Figure collection entries
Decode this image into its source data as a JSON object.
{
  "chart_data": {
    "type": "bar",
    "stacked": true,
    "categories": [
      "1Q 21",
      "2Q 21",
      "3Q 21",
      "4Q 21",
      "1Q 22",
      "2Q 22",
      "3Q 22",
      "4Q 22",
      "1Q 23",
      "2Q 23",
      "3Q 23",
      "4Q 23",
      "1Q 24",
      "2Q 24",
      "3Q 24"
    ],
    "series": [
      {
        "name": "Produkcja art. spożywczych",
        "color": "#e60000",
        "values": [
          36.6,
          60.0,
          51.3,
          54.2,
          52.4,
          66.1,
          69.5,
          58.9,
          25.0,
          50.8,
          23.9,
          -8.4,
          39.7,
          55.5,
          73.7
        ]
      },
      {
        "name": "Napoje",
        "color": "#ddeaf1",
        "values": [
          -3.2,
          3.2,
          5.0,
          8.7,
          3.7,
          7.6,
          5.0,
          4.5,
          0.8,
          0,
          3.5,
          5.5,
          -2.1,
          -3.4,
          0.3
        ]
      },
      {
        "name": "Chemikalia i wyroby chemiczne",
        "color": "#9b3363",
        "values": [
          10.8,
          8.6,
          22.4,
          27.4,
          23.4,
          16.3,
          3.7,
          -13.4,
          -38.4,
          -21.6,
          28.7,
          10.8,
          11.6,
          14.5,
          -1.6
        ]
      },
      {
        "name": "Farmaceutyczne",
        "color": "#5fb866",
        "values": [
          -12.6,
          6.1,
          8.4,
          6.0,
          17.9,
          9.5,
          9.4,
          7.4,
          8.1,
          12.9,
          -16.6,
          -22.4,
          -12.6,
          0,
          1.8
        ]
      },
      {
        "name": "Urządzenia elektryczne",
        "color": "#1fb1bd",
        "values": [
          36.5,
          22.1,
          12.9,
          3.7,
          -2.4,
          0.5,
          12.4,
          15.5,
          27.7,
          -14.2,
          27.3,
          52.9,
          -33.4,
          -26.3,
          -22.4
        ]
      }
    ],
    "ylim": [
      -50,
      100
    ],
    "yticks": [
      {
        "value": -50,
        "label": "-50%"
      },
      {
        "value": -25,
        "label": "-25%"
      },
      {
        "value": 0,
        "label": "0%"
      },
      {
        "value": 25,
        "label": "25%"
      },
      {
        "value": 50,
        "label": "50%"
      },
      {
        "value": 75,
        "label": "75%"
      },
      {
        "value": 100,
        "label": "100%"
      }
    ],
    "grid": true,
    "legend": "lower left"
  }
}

### [Exercise brief]
Read through the data and copy every line where "color" shows up.

### [Exercise answer]
        "color": "#e60000",
        "color": "#ddeaf1",
        "color": "#9b3363",
        "color": "#5fb866",
        "color": "#1fb1bd",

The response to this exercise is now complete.